- [ЗАДАНИЕ]: Продолжите отрывок о прогулке в тюрьме с места, где он обрывается, начав сразу после последнего приведенного предложения.

- [ИЗВЛЕЧЁННЫЙ ТЕКСТ]:
====

Все надеются на что-то ... Опять промелькнули перемены в газетах. Дней пять их совсем не давали. Хороший признак.

На прогулке все оживлены. Всякий проблеск радости быстро передается в тюрьме. Оля и Лиза, две подруги из уголовных, усердно танцуют перед мужской тюрьмой, как-то особенно {56} переплетаясь. Мужчины восторженно кричат им вслед.

Оля танцует голая, сверху только тулуп, на ногах валенки. Гибкость и ловкость невероятная. День теплый солнечный. Даже наш дворик повеселел. Только одурелые солдаты не дрогнули.

====

Записи набора данных:

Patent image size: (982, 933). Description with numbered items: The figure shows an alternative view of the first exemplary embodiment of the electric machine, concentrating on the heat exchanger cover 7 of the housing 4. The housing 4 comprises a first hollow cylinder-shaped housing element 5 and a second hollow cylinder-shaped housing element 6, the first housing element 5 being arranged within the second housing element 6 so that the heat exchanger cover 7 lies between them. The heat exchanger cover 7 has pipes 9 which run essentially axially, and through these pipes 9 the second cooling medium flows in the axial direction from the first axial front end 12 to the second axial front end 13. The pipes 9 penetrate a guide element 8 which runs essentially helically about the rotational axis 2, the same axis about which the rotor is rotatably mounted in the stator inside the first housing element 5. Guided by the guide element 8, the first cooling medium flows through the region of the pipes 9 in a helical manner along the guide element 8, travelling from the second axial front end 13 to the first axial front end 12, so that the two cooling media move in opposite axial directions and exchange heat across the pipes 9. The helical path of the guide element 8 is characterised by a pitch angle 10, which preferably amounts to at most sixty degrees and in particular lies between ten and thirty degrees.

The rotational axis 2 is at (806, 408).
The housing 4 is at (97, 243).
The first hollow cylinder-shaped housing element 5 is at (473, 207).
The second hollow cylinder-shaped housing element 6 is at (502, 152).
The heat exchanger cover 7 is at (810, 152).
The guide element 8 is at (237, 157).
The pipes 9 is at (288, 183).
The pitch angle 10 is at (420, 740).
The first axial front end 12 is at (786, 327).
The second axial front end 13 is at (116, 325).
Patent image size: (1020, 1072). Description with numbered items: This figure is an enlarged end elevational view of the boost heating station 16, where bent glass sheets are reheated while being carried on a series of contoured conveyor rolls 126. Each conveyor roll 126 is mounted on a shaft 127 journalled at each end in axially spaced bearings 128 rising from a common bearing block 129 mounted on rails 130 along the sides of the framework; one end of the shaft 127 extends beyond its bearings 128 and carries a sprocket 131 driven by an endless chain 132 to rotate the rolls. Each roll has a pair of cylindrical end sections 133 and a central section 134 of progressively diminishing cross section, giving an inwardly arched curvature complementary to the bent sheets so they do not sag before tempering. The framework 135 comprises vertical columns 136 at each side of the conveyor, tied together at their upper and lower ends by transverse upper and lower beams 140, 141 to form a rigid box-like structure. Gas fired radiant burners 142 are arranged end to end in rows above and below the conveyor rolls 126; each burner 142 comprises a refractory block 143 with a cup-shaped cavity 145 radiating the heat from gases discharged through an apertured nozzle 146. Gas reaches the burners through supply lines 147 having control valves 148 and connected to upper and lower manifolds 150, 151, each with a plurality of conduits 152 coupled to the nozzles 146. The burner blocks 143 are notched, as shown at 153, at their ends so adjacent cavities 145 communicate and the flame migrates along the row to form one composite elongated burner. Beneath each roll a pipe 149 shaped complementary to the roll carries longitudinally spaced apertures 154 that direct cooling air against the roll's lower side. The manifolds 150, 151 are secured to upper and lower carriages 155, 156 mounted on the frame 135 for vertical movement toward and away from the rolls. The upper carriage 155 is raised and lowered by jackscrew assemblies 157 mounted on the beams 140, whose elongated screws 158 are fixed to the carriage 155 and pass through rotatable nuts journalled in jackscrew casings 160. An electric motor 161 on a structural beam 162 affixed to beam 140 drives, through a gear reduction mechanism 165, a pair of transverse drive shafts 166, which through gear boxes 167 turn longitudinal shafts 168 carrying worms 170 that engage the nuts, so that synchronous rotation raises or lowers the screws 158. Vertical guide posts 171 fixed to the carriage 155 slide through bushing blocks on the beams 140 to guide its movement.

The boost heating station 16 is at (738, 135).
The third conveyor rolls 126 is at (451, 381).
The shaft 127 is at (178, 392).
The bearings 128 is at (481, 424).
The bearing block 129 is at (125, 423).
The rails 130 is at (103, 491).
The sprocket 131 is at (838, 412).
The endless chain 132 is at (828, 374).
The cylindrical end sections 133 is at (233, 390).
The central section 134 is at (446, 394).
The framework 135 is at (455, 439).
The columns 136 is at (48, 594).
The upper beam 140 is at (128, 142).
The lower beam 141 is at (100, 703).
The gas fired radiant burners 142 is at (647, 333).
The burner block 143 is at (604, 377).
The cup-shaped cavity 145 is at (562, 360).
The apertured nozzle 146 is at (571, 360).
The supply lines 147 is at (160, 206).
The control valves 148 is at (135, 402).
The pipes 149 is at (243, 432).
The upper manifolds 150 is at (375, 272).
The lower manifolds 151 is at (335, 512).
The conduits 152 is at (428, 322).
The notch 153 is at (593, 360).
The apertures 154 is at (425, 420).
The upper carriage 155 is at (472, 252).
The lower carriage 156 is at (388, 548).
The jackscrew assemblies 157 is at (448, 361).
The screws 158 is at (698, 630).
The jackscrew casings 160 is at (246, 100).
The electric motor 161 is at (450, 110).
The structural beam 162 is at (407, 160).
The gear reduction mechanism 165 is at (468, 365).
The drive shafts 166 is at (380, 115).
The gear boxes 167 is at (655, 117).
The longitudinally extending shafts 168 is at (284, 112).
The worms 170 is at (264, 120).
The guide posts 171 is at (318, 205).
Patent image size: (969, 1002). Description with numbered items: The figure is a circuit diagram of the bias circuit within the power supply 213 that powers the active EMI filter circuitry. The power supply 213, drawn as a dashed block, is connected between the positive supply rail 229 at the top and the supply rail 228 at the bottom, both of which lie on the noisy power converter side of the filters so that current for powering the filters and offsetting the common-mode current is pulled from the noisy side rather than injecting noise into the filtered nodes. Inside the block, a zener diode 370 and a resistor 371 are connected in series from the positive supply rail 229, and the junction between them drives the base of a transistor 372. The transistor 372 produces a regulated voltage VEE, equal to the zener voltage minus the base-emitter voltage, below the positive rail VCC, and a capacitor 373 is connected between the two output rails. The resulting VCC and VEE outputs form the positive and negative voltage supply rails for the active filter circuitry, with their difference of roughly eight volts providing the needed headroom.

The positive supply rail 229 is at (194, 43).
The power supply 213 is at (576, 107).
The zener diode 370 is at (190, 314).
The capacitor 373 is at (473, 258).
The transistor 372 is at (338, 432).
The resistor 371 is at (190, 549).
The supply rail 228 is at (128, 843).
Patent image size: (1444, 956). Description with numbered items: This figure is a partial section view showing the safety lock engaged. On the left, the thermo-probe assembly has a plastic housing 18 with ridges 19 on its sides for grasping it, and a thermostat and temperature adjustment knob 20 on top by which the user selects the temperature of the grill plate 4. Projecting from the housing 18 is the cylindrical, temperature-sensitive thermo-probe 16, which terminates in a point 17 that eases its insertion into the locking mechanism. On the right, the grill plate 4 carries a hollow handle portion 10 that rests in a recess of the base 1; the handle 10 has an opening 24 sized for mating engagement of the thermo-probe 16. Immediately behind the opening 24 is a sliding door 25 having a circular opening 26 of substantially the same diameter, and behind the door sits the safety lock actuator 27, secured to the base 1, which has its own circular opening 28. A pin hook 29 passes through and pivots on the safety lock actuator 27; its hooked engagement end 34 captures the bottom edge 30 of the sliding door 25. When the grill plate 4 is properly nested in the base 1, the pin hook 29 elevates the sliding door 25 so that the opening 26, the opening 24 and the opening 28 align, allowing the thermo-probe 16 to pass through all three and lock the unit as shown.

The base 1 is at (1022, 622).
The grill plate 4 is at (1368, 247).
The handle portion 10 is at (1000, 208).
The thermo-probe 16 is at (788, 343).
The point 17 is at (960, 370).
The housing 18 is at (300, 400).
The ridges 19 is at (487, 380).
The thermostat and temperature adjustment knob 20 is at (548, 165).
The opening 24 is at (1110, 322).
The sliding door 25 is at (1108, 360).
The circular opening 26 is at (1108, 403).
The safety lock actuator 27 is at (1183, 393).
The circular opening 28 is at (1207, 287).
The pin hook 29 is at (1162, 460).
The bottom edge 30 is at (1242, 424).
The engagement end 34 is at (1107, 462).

====

- [ОТВЕТ]:
Вечером пришла из другой камеры (Переходить из одной камеры в другую разрешали лишь 2-3, очень долго сидевшим.) белокурая завитая Адочка, поет, как птица, все больше про "турка". Это - почти ребенок, ей только что минуло 17 лет. Но жизнь исковеркана и смята, как у раздавленного весной мотылька. Дочь генерала какого-то. Брат работал в контрразведке, она - в ЧК. Есть слух, что она пошла в ЧК, чтобы спасти брата. Но любимый брат расстрелян, ей больше не верят и сажают в тюрьму. Со дня на день ждет расстрела. Пока она звонко поет самые лихие песни. Но чувствуется в них надрыв, как и в ней самой. Бежит по морозу в одном коротеньком изодранном черном платьице. А ноги в голубом атласе, - остаток от портьер. Маленькая голова вся в завитках. Вакс с ней ласкова, но при случае предаст.

14-го.

Сегодня огромный скандал из-за сломанной табуретки. В камере скамеек нет; приходится сидеть на полу, есть всего лишь две табуретки, {57} одна целая, другая сломанная. Сразу пошли кулаки, обмороки.

Вакс, чтобы вызвать ссору, на стороне богатых евреек, которые завладели обеими скамьями.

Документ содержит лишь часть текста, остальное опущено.